* [Given task]: Transcribe the lines below verbatim, skipping the images.

* [Data section]:
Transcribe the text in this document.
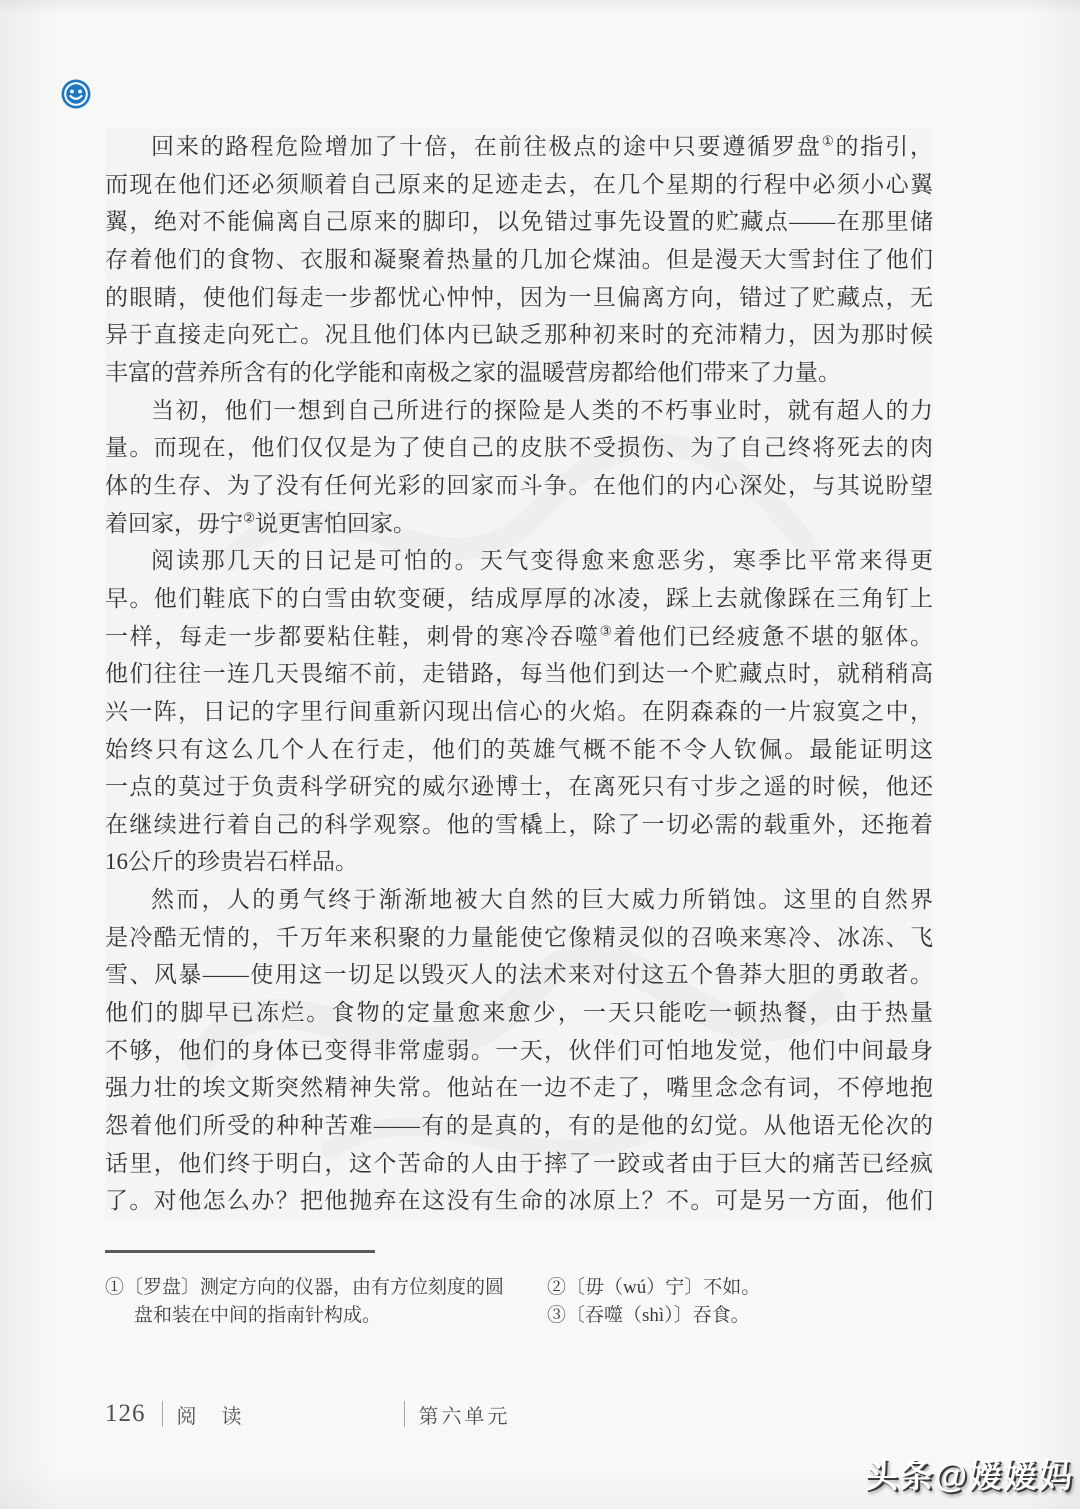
回来的路程危险增加了十倍，在前往极点的途中只要遵循罗盘①的指引，
而现在他们还必须顺着自己原来的足迹走去，在几个星期的行程中必须小心翼
翼，绝对不能偏离自己原来的脚印，以免错过事先设置的贮藏点——在那里储
存着他们的食物、衣服和凝聚着热量的几加仑煤油。但是漫天大雪封住了他们
的眼睛，使他们每走一步都忧心忡忡，因为一旦偏离方向，错过了贮藏点，无
异于直接走向死亡。况且他们体内已缺乏那种初来时的充沛精力，因为那时候
丰富的营养所含有的化学能和南极之家的温暖营房都给他们带来了力量。
当初，他们一想到自己所进行的探险是人类的不朽事业时，就有超人的力
量。而现在，他们仅仅是为了使自己的皮肤不受损伤、为了自己终将死去的肉
体的生存、为了没有任何光彩的回家而斗争。在他们的内心深处，与其说盼望
着回家，毋宁②说更害怕回家。
阅读那几天的日记是可怕的。天气变得愈来愈恶劣，寒季比平常来得更
早。他们鞋底下的白雪由软变硬，结成厚厚的冰凌，踩上去就像踩在三角钉上
一样，每走一步都要粘住鞋，刺骨的寒冷吞噬③着他们已经疲惫不堪的躯体。
他们往往一连几天畏缩不前，走错路，每当他们到达一个贮藏点时，就稍稍高
兴一阵，日记的字里行间重新闪现出信心的火焰。在阴森森的一片寂寞之中，
始终只有这么几个人在行走，他们的英雄气概不能不令人钦佩。最能证明这
一点的莫过于负责科学研究的威尔逊博士，在离死只有寸步之遥的时候，他还
在继续进行着自己的科学观察。他的雪橇上，除了一切必需的载重外，还拖着
16公斤的珍贵岩石样品。
然而，人的勇气终于渐渐地被大自然的巨大威力所销蚀。这里的自然界
是冷酷无情的，千万年来积聚的力量能使它像精灵似的召唤来寒冷、冰冻、飞
雪、风暴——使用这一切足以毁灭人的法术来对付这五个鲁莽大胆的勇敢者。
他们的脚早已冻烂。食物的定量愈来愈少，一天只能吃一顿热餐，由于热量
不够，他们的身体已变得非常虚弱。一天，伙伴们可怕地发觉，他们中间最身
强力壮的埃文斯突然精神失常。他站在一边不走了，嘴里念念有词，不停地抱
怨着他们所受的种种苦难——有的是真的，有的是他的幻觉。从他语无伦次的
话里，他们终于明白，这个苦命的人由于摔了一跤或者由于巨大的痛苦已经疯
了。对他怎么办？把他抛弃在这没有生命的冰原上？不。可是另一方面，他们
①〔罗盘〕测定方向的仪器，由有方位刻度的圆
盘和装在中间的指南针构成。
②〔毋（wú）宁〕不如。
③〔吞噬（shì）〕吞食。
126 阅 读	第六单元
头条@嫒嫒妈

* [Response for this exercise]:
Transcribe the text in this document.
回来的路程危险增加了十倍，在前往极点的途中只要遵循罗盘①的指引，
而现在他们还必须顺着自己原来的足迹走去，在几个星期的行程中必须小心翼
翼，绝对不能偏离自己原来的脚印，以免错过事先设置的贮藏点——在那里储
存着他们的食物、衣服和凝聚着热量的几加仑煤油。但是漫天大雪封住了他们
的眼睛，使他们每走一步都忧心忡忡，因为一旦偏离方向，错过了贮藏点，无
异于直接走向死亡。况且他们体内已缺乏那种初来时的充沛精力，因为那时候
丰富的营养所含有的化学能和南极之家的温暖营房都给他们带来了力量。
当初，他们一想到自己所进行的探险是人类的不朽事业时，就有超人的力
量。而现在，他们仅仅是为了使自己的皮肤不受损伤、为了自己终将死去的肉
体的生存、为了没有任何光彩的回家而斗争。在他们的内心深处，与其说盼望
着回家，毋宁②说更害怕回家。
阅读那几天的日记是可怕的。天气变得愈来愈恶劣，寒季比平常来得更
早。他们鞋底下的白雪由软变硬，结成厚厚的冰凌，踩上去就像踩在三角钉上
一样，每走一步都要粘住鞋，刺骨的寒冷吞噬③着他们已经疲惫不堪的躯体。
他们往往一连几天畏缩不前，走错路，每当他们到达一个贮藏点时，就稍稍高
兴一阵，日记的字里行间重新闪现出信心的火焰。在阴森森的一片寂寞之中，
始终只有这么几个人在行走，他们的英雄气概不能不令人钦佩。最能证明这
一点的莫过于负责科学研究的威尔逊博士，在离死只有寸步之遥的时候，他还
在继续进行着自己的科学观察。他的雪橇上，除了一切必需的载重外，还拖着
16公斤的珍贵岩石样品。
然而，人的勇气终于渐渐地被大自然的巨大威力所销蚀。这里的自然界
是冷酷无情的，千万年来积聚的力量能使它像精灵似的召唤来寒冷、冰冻、飞
雪、风暴——使用这一切足以毁灭人的法术来对付这五个鲁莽大胆的勇敢者。
他们的脚早已冻烂。食物的定量愈来愈少，一天只能吃一顿热餐，由于热量
不够，他们的身体已变得非常虚弱。一天，伙伴们可怕地发觉，他们中间最身
强力壮的埃文斯突然精神失常。他站在一边不走了，嘴里念念有词，不停地抱
怨着他们所受的种种苦难——有的是真的，有的是他的幻觉。从他语无伦次的
话里，他们终于明白，这个苦命的人由于摔了一跤或者由于巨大的痛苦已经疯
了。对他怎么办？把他抛弃在这没有生命的冰原上？不。可是另一方面，他们
①〔罗盘〕测定方向的仪器，由有方位刻度的圆
盘和装在中间的指南针构成。
②〔毋（wú）宁〕不如。
③〔吞噬（shì）〕吞食。
126 阅 读	第六单元
头条@嫒嫒妈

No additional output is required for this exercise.